:: DATA FOR THIS EXERCISE ::
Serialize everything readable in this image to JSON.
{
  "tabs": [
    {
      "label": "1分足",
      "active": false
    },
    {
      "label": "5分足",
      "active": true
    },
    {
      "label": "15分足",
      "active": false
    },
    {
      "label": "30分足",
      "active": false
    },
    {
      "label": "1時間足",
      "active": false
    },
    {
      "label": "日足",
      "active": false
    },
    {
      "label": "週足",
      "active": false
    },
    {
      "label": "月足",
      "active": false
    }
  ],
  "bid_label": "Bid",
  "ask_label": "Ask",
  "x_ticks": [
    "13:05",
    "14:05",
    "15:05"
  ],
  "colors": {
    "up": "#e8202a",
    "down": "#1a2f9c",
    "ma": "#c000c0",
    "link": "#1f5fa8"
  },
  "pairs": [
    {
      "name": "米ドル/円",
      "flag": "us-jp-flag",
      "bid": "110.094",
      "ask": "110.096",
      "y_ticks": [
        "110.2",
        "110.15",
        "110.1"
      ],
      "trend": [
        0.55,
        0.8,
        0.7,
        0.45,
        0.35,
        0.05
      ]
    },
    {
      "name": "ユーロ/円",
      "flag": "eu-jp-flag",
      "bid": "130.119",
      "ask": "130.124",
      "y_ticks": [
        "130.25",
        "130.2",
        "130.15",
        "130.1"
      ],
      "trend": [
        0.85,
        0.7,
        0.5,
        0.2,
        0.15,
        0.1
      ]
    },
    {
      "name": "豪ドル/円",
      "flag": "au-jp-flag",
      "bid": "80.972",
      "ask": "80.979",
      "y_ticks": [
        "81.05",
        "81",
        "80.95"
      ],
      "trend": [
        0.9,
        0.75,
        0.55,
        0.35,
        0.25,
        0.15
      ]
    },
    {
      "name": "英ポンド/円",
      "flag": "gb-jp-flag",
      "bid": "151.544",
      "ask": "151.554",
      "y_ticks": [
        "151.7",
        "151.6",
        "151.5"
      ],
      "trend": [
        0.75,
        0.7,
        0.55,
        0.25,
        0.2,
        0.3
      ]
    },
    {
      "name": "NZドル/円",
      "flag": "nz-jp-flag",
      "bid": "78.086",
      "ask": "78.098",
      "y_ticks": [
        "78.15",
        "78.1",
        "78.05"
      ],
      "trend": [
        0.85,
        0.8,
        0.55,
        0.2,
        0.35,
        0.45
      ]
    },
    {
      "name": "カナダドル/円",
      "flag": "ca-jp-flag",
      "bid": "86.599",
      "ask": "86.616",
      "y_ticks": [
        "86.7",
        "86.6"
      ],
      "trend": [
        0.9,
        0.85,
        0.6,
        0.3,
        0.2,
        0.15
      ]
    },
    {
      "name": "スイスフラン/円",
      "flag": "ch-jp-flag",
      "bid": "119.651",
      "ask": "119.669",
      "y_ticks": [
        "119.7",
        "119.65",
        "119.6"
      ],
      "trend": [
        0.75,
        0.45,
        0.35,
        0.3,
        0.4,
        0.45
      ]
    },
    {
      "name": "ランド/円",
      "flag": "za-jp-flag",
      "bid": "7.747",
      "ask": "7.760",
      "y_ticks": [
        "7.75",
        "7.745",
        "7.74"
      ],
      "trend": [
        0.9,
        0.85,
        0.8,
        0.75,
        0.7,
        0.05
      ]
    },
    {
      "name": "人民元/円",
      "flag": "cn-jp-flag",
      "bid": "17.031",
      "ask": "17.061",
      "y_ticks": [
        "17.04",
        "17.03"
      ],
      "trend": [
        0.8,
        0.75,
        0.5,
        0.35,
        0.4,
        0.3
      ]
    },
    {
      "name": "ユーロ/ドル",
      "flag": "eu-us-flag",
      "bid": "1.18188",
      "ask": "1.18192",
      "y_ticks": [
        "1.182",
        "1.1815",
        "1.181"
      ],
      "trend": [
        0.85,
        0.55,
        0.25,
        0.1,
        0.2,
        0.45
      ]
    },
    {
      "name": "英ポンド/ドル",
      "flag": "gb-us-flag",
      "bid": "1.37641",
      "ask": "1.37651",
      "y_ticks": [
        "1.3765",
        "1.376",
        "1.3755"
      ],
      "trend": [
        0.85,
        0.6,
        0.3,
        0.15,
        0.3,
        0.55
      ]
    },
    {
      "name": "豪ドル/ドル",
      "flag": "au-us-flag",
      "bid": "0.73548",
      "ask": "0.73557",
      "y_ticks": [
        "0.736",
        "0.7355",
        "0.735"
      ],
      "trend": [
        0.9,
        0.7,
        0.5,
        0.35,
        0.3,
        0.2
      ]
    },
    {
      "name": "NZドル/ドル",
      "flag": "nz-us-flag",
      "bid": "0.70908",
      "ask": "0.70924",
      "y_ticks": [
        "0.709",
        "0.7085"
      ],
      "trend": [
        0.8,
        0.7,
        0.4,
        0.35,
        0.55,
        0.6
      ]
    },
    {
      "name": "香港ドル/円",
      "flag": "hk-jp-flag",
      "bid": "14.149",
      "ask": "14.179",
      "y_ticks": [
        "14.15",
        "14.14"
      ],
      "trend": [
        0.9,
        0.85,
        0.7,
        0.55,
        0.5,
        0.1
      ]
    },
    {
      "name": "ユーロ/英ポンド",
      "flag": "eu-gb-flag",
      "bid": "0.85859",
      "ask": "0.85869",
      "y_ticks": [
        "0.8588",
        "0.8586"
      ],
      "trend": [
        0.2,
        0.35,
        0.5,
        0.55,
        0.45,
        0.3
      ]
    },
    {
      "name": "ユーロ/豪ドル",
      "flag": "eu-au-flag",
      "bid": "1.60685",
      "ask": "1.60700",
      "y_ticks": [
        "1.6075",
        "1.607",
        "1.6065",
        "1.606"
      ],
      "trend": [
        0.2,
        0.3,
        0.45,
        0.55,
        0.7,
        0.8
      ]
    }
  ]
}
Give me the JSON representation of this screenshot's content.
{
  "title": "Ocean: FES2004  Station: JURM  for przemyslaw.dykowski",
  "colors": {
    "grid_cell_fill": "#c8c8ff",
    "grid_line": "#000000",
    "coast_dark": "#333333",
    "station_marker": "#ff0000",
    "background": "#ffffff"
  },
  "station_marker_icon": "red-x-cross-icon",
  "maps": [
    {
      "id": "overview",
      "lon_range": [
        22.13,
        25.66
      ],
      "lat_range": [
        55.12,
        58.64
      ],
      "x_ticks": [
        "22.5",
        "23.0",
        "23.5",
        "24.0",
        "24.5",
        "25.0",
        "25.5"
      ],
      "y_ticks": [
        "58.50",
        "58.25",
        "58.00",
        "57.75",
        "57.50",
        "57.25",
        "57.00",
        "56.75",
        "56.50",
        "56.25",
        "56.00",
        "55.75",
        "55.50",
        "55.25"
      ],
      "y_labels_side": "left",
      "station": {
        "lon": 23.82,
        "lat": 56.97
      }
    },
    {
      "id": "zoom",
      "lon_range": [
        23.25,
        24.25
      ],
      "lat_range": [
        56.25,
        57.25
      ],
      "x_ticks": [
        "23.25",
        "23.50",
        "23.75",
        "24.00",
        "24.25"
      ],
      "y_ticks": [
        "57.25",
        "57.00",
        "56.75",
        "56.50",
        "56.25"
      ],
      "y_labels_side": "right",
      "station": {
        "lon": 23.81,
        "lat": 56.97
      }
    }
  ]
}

:: WHAT THE TASK REQUIRES ::
Print every record exactly as it was given.

:: EXERCISE RESULT ::
Serialize everything readable in this image to JSON.
{
  "tabs": [
    {
      "label": "1分足",
      "active": false
    },
    {
      "label": "5分足",
      "active": true
    },
    {
      "label": "15分足",
      "active": false
    },
    {
      "label": "30分足",
      "active": false
    },
    {
      "label": "1時間足",
      "active": false
    },
    {
      "label": "日足",
      "active": false
    },
    {
      "label": "週足",
      "active": false
    },
    {
      "label": "月足",
      "active": false
    }
  ],
  "bid_label": "Bid",
  "ask_label": "Ask",
  "x_ticks": [
    "13:05",
    "14:05",
    "15:05"
  ],
  "colors": {
    "up": "#e8202a",
    "down": "#1a2f9c",
    "ma": "#c000c0",
    "link": "#1f5fa8"
  },
  "pairs": [
    {
      "name": "米ドル/円",
      "flag": "us-jp-flag",
      "bid": "110.094",
      "ask": "110.096",
      "y_ticks": [
        "110.2",
        "110.15",
        "110.1"
      ],
      "trend": [
        0.55,
        0.8,
        0.7,
        0.45,
        0.35,
        0.05
      ]
    },
    {
      "name": "ユーロ/円",
      "flag": "eu-jp-flag",
      "bid": "130.119",
      "ask": "130.124",
      "y_ticks": [
        "130.25",
        "130.2",
        "130.15",
        "130.1"
      ],
      "trend": [
        0.85,
        0.7,
        0.5,
        0.2,
        0.15,
        0.1
      ]
    },
    {
      "name": "豪ドル/円",
      "flag": "au-jp-flag",
      "bid": "80.972",
      "ask": "80.979",
      "y_ticks": [
        "81.05",
        "81",
        "80.95"
      ],
      "trend": [
        0.9,
        0.75,
        0.55,
        0.35,
        0.25,
        0.15
      ]
    },
    {
      "name": "英ポンド/円",
      "flag": "gb-jp-flag",
      "bid": "151.544",
      "ask": "151.554",
      "y_ticks": [
        "151.7",
        "151.6",
        "151.5"
      ],
      "trend": [
        0.75,
        0.7,
        0.55,
        0.25,
        0.2,
        0.3
      ]
    },
    {
      "name": "NZドル/円",
      "flag": "nz-jp-flag",
      "bid": "78.086",
      "ask": "78.098",
      "y_ticks": [
        "78.15",
        "78.1",
        "78.05"
      ],
      "trend": [
        0.85,
        0.8,
        0.55,
        0.2,
        0.35,
        0.45
      ]
    },
    {
      "name": "カナダドル/円",
      "flag": "ca-jp-flag",
      "bid": "86.599",
      "ask": "86.616",
      "y_ticks": [
        "86.7",
        "86.6"
      ],
      "trend": [
        0.9,
        0.85,
        0.6,
        0.3,
        0.2,
        0.15
      ]
    },
    {
      "name": "スイスフラン/円",
      "flag": "ch-jp-flag",
      "bid": "119.651",
      "ask": "119.669",
      "y_ticks": [
        "119.7",
        "119.65",
        "119.6"
      ],
      "trend": [
        0.75,
        0.45,
        0.35,
        0.3,
        0.4,
        0.45
      ]
    },
    {
      "name": "ランド/円",
      "flag": "za-jp-flag",
      "bid": "7.747",
      "ask": "7.760",
      "y_ticks": [
        "7.75",
        "7.745",
        "7.74"
      ],
      "trend": [
        0.9,
        0.85,
        0.8,
        0.75,
        0.7,
        0.05
      ]
    },
    {
      "name": "人民元/円",
      "flag": "cn-jp-flag",
      "bid": "17.031",
      "ask": "17.061",
      "y_ticks": [
        "17.04",
        "17.03"
      ],
      "trend": [
        0.8,
        0.75,
        0.5,
        0.35,
        0.4,
        0.3
      ]
    },
    {
      "name": "ユーロ/ドル",
      "flag": "eu-us-flag",
      "bid": "1.18188",
      "ask": "1.18192",
      "y_ticks": [
        "1.182",
        "1.1815",
        "1.181"
      ],
      "trend": [
        0.85,
        0.55,
        0.25,
        0.1,
        0.2,
        0.45
      ]
    },
    {
      "name": "英ポンド/ドル",
      "flag": "gb-us-flag",
      "bid": "1.37641",
      "ask": "1.37651",
      "y_ticks": [
        "1.3765",
        "1.376",
        "1.3755"
      ],
      "trend": [
        0.85,
        0.6,
        0.3,
        0.15,
        0.3,
        0.55
      ]
    },
    {
      "name": "豪ドル/ドル",
      "flag": "au-us-flag",
      "bid": "0.73548",
      "ask": "0.73557",
      "y_ticks": [
        "0.736",
        "0.7355",
        "0.735"
      ],
      "trend": [
        0.9,
        0.7,
        0.5,
        0.35,
        0.3,
        0.2
      ]
    },
    {
      "name": "NZドル/ドル",
      "flag": "nz-us-flag",
      "bid": "0.70908",
      "ask": "0.70924",
      "y_ticks": [
        "0.709",
        "0.7085"
      ],
      "trend": [
        0.8,
        0.7,
        0.4,
        0.35,
        0.55,
        0.6
      ]
    },
    {
      "name": "香港ドル/円",
      "flag": "hk-jp-flag",
      "bid": "14.149",
      "ask": "14.179",
      "y_ticks": [
        "14.15",
        "14.14"
      ],
      "trend": [
        0.9,
        0.85,
        0.7,
        0.55,
        0.5,
        0.1
      ]
    },
    {
      "name": "ユーロ/英ポンド",
      "flag": "eu-gb-flag",
      "bid": "0.85859",
      "ask": "0.85869",
      "y_ticks": [
        "0.8588",
        "0.8586"
      ],
      "trend": [
        0.2,
        0.35,
        0.5,
        0.55,
        0.45,
        0.3
      ]
    },
    {
      "name": "ユーロ/豪ドル",
      "flag": "eu-au-flag",
      "bid": "1.60685",
      "ask": "1.60700",
      "y_ticks": [
        "1.6075",
        "1.607",
        "1.6065",
        "1.606"
      ],
      "trend": [
        0.2,
        0.3,
        0.45,
        0.55,
        0.7,
        0.8
      ]
    }
  ]
}
Give me the JSON representation of this screenshot's content.
{
  "title": "Ocean: FES2004  Station: JURM  for przemyslaw.dykowski",
  "colors": {
    "grid_cell_fill": "#c8c8ff",
    "grid_line": "#000000",
    "coast_dark": "#333333",
    "station_marker": "#ff0000",
    "background": "#ffffff"
  },
  "station_marker_icon": "red-x-cross-icon",
  "maps": [
    {
      "id": "overview",
      "lon_range": [
        22.13,
        25.66
      ],
      "lat_range": [
        55.12,
        58.64
      ],
      "x_ticks": [
        "22.5",
        "23.0",
        "23.5",
        "24.0",
        "24.5",
        "25.0",
        "25.5"
      ],
      "y_ticks": [
        "58.50",
        "58.25",
        "58.00",
        "57.75",
        "57.50",
        "57.25",
        "57.00",
        "56.75",
        "56.50",
        "56.25",
        "56.00",
        "55.75",
        "55.50",
        "55.25"
      ],
      "y_labels_side": "left",
      "station": {
        "lon": 23.82,
        "lat": 56.97
      }
    },
    {
      "id": "zoom",
      "lon_range": [
        23.25,
        24.25
      ],
      "lat_range": [
        56.25,
        57.25
      ],
      "x_ticks": [
        "23.25",
        "23.50",
        "23.75",
        "24.00",
        "24.25"
      ],
      "y_ticks": [
        "57.25",
        "57.00",
        "56.75",
        "56.50",
        "56.25"
      ],
      "y_labels_side": "right",
      "station": {
        "lon": 23.81,
        "lat": 56.97
      }
    }
  ]
}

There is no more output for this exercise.